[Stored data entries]

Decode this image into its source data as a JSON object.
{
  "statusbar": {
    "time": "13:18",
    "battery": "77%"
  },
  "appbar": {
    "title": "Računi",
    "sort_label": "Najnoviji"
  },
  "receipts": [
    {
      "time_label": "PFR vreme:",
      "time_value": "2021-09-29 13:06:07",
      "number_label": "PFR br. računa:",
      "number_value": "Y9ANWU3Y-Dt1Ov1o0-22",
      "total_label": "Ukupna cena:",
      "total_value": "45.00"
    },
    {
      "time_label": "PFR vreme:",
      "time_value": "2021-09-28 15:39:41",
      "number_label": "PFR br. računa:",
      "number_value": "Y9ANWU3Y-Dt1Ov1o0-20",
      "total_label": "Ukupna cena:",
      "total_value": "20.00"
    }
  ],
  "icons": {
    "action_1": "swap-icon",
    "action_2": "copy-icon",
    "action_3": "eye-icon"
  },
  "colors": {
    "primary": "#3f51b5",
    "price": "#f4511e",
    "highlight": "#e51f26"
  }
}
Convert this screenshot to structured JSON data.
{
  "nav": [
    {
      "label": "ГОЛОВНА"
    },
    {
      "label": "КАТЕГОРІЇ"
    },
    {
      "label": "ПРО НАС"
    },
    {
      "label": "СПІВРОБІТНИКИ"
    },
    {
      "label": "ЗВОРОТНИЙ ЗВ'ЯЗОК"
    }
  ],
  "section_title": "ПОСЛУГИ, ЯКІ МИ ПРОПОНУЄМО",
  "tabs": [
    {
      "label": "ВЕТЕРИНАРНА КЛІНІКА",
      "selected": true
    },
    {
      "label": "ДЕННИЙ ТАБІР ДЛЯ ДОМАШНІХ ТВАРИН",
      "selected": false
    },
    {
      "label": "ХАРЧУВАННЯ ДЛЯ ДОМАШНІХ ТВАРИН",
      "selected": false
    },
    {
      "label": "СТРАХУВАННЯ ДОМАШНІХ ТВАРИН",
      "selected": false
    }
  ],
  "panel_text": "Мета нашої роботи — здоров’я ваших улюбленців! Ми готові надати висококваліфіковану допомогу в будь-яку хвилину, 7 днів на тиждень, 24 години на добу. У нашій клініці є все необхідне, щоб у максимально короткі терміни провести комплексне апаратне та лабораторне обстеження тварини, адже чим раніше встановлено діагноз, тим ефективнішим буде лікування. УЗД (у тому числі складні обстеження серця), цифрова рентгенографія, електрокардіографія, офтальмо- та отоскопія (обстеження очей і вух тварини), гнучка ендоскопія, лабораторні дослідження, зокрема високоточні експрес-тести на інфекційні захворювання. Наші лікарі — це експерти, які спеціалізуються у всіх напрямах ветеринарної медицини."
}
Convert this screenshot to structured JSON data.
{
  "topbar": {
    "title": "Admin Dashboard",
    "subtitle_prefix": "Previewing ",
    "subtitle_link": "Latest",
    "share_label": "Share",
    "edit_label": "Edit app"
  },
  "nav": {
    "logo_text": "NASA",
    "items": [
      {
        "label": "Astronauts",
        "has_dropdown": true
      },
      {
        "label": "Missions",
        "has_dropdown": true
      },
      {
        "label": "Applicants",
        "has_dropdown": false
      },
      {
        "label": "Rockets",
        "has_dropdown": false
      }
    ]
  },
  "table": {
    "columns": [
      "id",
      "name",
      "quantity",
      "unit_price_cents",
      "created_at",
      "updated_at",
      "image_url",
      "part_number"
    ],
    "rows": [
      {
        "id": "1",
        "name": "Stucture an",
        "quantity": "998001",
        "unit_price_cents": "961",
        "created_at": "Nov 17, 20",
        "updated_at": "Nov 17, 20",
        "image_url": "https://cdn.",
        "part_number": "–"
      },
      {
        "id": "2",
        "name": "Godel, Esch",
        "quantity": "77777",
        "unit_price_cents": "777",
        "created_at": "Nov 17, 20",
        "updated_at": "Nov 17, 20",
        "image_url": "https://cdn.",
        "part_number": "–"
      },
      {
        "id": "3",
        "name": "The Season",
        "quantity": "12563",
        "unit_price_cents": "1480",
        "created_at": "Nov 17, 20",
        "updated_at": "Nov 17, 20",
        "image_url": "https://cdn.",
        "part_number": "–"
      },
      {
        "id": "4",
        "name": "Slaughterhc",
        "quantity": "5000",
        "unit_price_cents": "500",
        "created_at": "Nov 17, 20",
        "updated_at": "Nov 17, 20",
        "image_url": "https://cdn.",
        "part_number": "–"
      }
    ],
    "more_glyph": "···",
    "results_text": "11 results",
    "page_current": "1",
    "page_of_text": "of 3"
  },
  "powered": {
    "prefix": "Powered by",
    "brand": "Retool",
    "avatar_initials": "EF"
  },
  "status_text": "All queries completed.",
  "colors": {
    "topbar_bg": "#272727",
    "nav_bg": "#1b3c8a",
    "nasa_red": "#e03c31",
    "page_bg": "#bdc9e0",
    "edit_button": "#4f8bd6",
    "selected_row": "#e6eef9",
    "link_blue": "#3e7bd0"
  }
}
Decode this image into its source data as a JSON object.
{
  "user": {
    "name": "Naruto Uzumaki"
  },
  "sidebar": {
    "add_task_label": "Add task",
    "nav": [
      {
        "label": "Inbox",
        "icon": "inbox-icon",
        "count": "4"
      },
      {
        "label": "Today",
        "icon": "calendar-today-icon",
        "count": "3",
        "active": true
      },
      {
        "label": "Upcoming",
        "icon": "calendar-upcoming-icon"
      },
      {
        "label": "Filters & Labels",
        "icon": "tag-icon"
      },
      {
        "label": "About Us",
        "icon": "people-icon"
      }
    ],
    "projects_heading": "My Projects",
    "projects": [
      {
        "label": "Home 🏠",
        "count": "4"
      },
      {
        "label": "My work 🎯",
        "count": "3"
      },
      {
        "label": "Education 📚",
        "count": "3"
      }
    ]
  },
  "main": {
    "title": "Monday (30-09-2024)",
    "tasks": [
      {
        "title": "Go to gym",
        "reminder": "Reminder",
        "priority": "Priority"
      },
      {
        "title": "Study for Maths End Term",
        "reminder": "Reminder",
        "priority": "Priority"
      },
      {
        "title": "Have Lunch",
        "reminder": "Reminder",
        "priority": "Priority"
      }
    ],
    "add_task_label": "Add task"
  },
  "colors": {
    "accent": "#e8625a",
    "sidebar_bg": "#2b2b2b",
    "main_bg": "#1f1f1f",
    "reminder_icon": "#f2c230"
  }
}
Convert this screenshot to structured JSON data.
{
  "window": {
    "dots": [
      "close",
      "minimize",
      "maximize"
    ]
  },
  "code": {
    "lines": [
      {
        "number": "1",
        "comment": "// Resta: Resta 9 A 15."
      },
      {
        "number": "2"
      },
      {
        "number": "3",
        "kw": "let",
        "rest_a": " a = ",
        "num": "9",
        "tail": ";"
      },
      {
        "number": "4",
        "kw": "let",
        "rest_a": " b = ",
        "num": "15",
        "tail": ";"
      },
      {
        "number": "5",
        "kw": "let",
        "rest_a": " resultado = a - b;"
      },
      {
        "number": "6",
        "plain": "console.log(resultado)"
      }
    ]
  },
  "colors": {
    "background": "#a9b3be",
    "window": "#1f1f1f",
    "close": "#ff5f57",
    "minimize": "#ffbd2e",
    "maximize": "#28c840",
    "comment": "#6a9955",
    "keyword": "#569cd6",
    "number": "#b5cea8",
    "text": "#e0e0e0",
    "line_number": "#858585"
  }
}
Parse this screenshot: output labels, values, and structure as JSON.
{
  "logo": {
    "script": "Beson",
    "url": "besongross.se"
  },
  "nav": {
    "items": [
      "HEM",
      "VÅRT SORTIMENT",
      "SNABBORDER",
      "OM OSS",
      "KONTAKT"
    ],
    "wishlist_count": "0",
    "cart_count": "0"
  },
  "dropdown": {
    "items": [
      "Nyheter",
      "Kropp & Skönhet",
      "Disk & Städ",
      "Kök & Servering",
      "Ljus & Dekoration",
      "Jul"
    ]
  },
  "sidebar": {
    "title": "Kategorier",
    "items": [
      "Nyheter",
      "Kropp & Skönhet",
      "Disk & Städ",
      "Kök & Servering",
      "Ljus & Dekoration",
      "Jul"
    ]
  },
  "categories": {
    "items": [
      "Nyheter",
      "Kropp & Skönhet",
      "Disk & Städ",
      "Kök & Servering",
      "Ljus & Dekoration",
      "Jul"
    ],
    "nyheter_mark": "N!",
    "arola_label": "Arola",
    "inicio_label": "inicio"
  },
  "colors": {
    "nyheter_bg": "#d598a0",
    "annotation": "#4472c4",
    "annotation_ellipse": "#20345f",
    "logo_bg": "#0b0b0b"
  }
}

> **Challenge**:
Keep only the lines from the one containing "Parse this screenshot: output" to the end of the entries, and repeat them exactly.

> **Finished task**:
Parse this screenshot: output labels, values, and structure as JSON.
{
  "logo": {
    "script": "Beson",
    "url": "besongross.se"
  },
  "nav": {
    "items": [
      "HEM",
      "VÅRT SORTIMENT",
      "SNABBORDER",
      "OM OSS",
      "KONTAKT"
    ],
    "wishlist_count": "0",
    "cart_count": "0"
  },
  "dropdown": {
    "items": [
      "Nyheter",
      "Kropp & Skönhet",
      "Disk & Städ",
      "Kök & Servering",
      "Ljus & Dekoration",
      "Jul"
    ]
  },
  "sidebar": {
    "title": "Kategorier",
    "items": [
      "Nyheter",
      "Kropp & Skönhet",
      "Disk & Städ",
      "Kök & Servering",
      "Ljus & Dekoration",
      "Jul"
    ]
  },
  "categories": {
    "items": [
      "Nyheter",
      "Kropp & Skönhet",
      "Disk & Städ",
      "Kök & Servering",
      "Ljus & Dekoration",
      "Jul"
    ],
    "nyheter_mark": "N!",
    "arola_label": "Arola",
    "inicio_label": "inicio"
  },
  "colors": {
    "nyheter_bg": "#d598a0",
    "annotation": "#4472c4",
    "annotation_ellipse": "#20345f",
    "logo_bg": "#0b0b0b"
  }
}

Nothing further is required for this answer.